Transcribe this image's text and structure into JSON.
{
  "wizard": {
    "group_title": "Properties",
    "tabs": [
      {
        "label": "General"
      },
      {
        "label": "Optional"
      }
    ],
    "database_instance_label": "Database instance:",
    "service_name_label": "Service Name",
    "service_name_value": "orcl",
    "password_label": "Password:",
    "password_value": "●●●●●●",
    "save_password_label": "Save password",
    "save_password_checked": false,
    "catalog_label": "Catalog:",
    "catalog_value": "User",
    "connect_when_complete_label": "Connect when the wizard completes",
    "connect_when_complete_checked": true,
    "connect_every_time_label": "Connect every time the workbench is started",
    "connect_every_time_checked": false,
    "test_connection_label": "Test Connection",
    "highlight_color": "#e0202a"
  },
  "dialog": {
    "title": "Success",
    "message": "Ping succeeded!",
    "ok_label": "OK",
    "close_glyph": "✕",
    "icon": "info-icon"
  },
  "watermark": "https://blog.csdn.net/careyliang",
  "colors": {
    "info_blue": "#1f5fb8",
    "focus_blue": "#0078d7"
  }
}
◇ ◇ ◇ ◇
> _Short task_: The data above must be returned in full, exactly as written.

> _Solved exercise_:
Transcribe this image's text and structure into JSON.
{
  "wizard": {
    "group_title": "Properties",
    "tabs": [
      {
        "label": "General"
      },
      {
        "label": "Optional"
      }
    ],
    "database_instance_label": "Database instance:",
    "service_name_label": "Service Name",
    "service_name_value": "orcl",
    "password_label": "Password:",
    "password_value": "●●●●●●",
    "save_password_label": "Save password",
    "save_password_checked": false,
    "catalog_label": "Catalog:",
    "catalog_value": "User",
    "connect_when_complete_label": "Connect when the wizard completes",
    "connect_when_complete_checked": true,
    "connect_every_time_label": "Connect every time the workbench is started",
    "connect_every_time_checked": false,
    "test_connection_label": "Test Connection",
    "highlight_color": "#e0202a"
  },
  "dialog": {
    "title": "Success",
    "message": "Ping succeeded!",
    "ok_label": "OK",
    "close_glyph": "✕",
    "icon": "info-icon"
  },
  "watermark": "https://blog.csdn.net/careyliang",
  "colors": {
    "info_blue": "#1f5fb8",
    "focus_blue": "#0078d7"
  }
}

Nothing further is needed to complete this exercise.